_Source data_.
-- begin --
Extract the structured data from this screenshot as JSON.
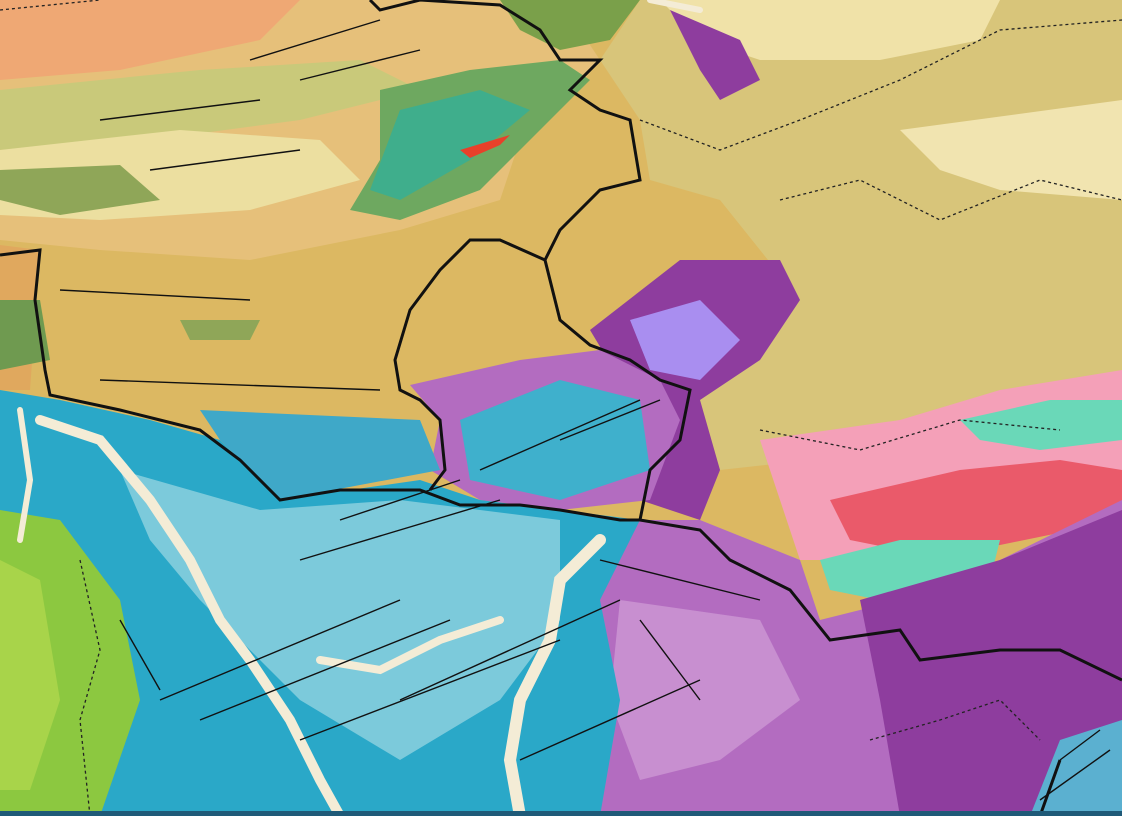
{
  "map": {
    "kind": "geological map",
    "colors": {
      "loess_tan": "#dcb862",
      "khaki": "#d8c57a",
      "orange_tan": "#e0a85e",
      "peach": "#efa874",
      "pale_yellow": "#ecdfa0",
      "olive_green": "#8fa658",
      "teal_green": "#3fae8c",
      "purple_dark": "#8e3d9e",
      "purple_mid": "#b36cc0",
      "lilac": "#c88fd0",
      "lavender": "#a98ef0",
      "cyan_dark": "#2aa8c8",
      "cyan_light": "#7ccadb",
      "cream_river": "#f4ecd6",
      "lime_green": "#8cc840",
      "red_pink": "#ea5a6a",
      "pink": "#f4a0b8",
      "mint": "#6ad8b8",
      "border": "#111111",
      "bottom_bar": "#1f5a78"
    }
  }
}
-- end --
Skip the pictures, then retype every line above exactly.

_Final result_.
Extract the structured data from this screenshot as JSON.
{
  "map": {
    "kind": "geological map",
    "colors": {
      "loess_tan": "#dcb862",
      "khaki": "#d8c57a",
      "orange_tan": "#e0a85e",
      "peach": "#efa874",
      "pale_yellow": "#ecdfa0",
      "olive_green": "#8fa658",
      "teal_green": "#3fae8c",
      "purple_dark": "#8e3d9e",
      "purple_mid": "#b36cc0",
      "lilac": "#c88fd0",
      "lavender": "#a98ef0",
      "cyan_dark": "#2aa8c8",
      "cyan_light": "#7ccadb",
      "cream_river": "#f4ecd6",
      "lime_green": "#8cc840",
      "red_pink": "#ea5a6a",
      "pink": "#f4a0b8",
      "mint": "#6ad8b8",
      "border": "#111111",
      "bottom_bar": "#1f5a78"
    }
  }
}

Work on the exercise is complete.